◆ WHAT TO WORK ON: Leave out the pictures and transcribe the rest of the records exactly.

◆ SOURCE RECORDS:
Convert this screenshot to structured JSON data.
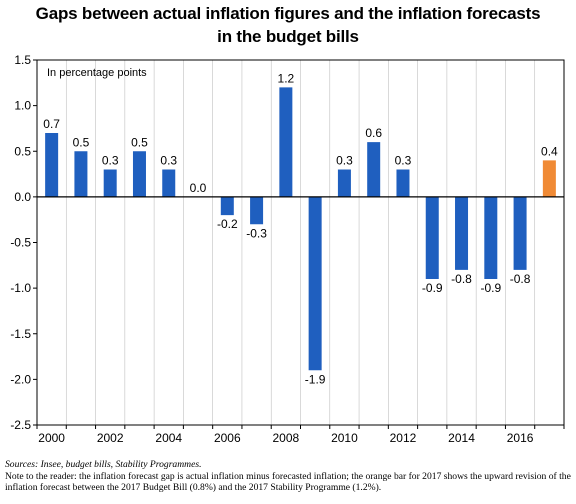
{
  "chart_data": {
    "type": "bar",
    "title": "Gaps between actual inflation figures and the inflation forecasts in the budget bills",
    "title_lines": [
      "Gaps between actual inflation figures and the inflation forecasts",
      "in the budget bills"
    ],
    "unit_label": "In percentage points",
    "categories": [
      "2000",
      "2001",
      "2002",
      "2003",
      "2004",
      "2005",
      "2006",
      "2007",
      "2008",
      "2009",
      "2010",
      "2011",
      "2012",
      "2013",
      "2014",
      "2015",
      "2016",
      "2017"
    ],
    "x_tick_labels": [
      "2000",
      "2002",
      "2004",
      "2006",
      "2008",
      "2010",
      "2012",
      "2014",
      "2016"
    ],
    "values": [
      0.7,
      0.5,
      0.3,
      0.5,
      0.3,
      0.0,
      -0.2,
      -0.3,
      1.2,
      -1.9,
      0.3,
      0.6,
      0.3,
      -0.9,
      -0.8,
      -0.9,
      -0.8,
      0.4
    ],
    "data_labels": [
      "0.7",
      "0.5",
      "0.3",
      "0.5",
      "0.3",
      "0.0",
      "-0.2",
      "-0.3",
      "1.2",
      "-1.9",
      "0.3",
      "0.6",
      "0.3",
      "-0.9",
      "-0.8",
      "-0.9",
      "-0.8",
      "0.4"
    ],
    "bar_colors": [
      "#1f5fbf",
      "#1f5fbf",
      "#1f5fbf",
      "#1f5fbf",
      "#1f5fbf",
      "#1f5fbf",
      "#1f5fbf",
      "#1f5fbf",
      "#1f5fbf",
      "#1f5fbf",
      "#1f5fbf",
      "#1f5fbf",
      "#1f5fbf",
      "#1f5fbf",
      "#1f5fbf",
      "#1f5fbf",
      "#1f5fbf",
      "#f08a35"
    ],
    "ylim": [
      -2.5,
      1.5
    ],
    "y_tick_values": [
      1.5,
      1.0,
      0.5,
      0.0,
      -0.5,
      -1.0,
      -1.5,
      -2.0,
      -2.5
    ],
    "y_tick_labels": [
      "1.5",
      "1.0",
      "0.5",
      "0.0",
      "-0.5",
      "-1.0",
      "-1.5",
      "-2.0",
      "-2.5"
    ],
    "xlabel": "",
    "ylabel": "",
    "grid": "vertical",
    "legend": "none"
  },
  "footer": {
    "sources": "Sources: Insee, budget bills, Stability Programmes.",
    "note": "Note to the reader: the inflation forecast gap is actual inflation minus forecasted inflation; the orange bar for 2017 shows the upward revision of the inflation forecast between the 2017 Budget Bill (0.8%) and the 2017 Stability Programme (1.2%)."
  },
  "colors": {
    "primary_bar": "#1f5fbf",
    "highlight_bar": "#f08a35",
    "grid": "#c0c0c0",
    "axis": "#000000"
  }
}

◆ OUTPUT:
Convert this screenshot to structured JSON data.
{
  "chart_data": {
    "type": "bar",
    "title": "Gaps between actual inflation figures and the inflation forecasts in the budget bills",
    "title_lines": [
      "Gaps between actual inflation figures and the inflation forecasts",
      "in the budget bills"
    ],
    "unit_label": "In percentage points",
    "categories": [
      "2000",
      "2001",
      "2002",
      "2003",
      "2004",
      "2005",
      "2006",
      "2007",
      "2008",
      "2009",
      "2010",
      "2011",
      "2012",
      "2013",
      "2014",
      "2015",
      "2016",
      "2017"
    ],
    "x_tick_labels": [
      "2000",
      "2002",
      "2004",
      "2006",
      "2008",
      "2010",
      "2012",
      "2014",
      "2016"
    ],
    "values": [
      0.7,
      0.5,
      0.3,
      0.5,
      0.3,
      0.0,
      -0.2,
      -0.3,
      1.2,
      -1.9,
      0.3,
      0.6,
      0.3,
      -0.9,
      -0.8,
      -0.9,
      -0.8,
      0.4
    ],
    "data_labels": [
      "0.7",
      "0.5",
      "0.3",
      "0.5",
      "0.3",
      "0.0",
      "-0.2",
      "-0.3",
      "1.2",
      "-1.9",
      "0.3",
      "0.6",
      "0.3",
      "-0.9",
      "-0.8",
      "-0.9",
      "-0.8",
      "0.4"
    ],
    "bar_colors": [
      "#1f5fbf",
      "#1f5fbf",
      "#1f5fbf",
      "#1f5fbf",
      "#1f5fbf",
      "#1f5fbf",
      "#1f5fbf",
      "#1f5fbf",
      "#1f5fbf",
      "#1f5fbf",
      "#1f5fbf",
      "#1f5fbf",
      "#1f5fbf",
      "#1f5fbf",
      "#1f5fbf",
      "#1f5fbf",
      "#1f5fbf",
      "#f08a35"
    ],
    "ylim": [
      -2.5,
      1.5
    ],
    "y_tick_values": [
      1.5,
      1.0,
      0.5,
      0.0,
      -0.5,
      -1.0,
      -1.5,
      -2.0,
      -2.5
    ],
    "y_tick_labels": [
      "1.5",
      "1.0",
      "0.5",
      "0.0",
      "-0.5",
      "-1.0",
      "-1.5",
      "-2.0",
      "-2.5"
    ],
    "xlabel": "",
    "ylabel": "",
    "grid": "vertical",
    "legend": "none"
  },
  "footer": {
    "sources": "Sources: Insee, budget bills, Stability Programmes.",
    "note": "Note to the reader: the inflation forecast gap is actual inflation minus forecasted inflation; the orange bar for 2017 shows the upward revision of the inflation forecast between the 2017 Budget Bill (0.8%) and the 2017 Stability Programme (1.2%)."
  },
  "colors": {
    "primary_bar": "#1f5fbf",
    "highlight_bar": "#f08a35",
    "grid": "#c0c0c0",
    "axis": "#000000"
  }
}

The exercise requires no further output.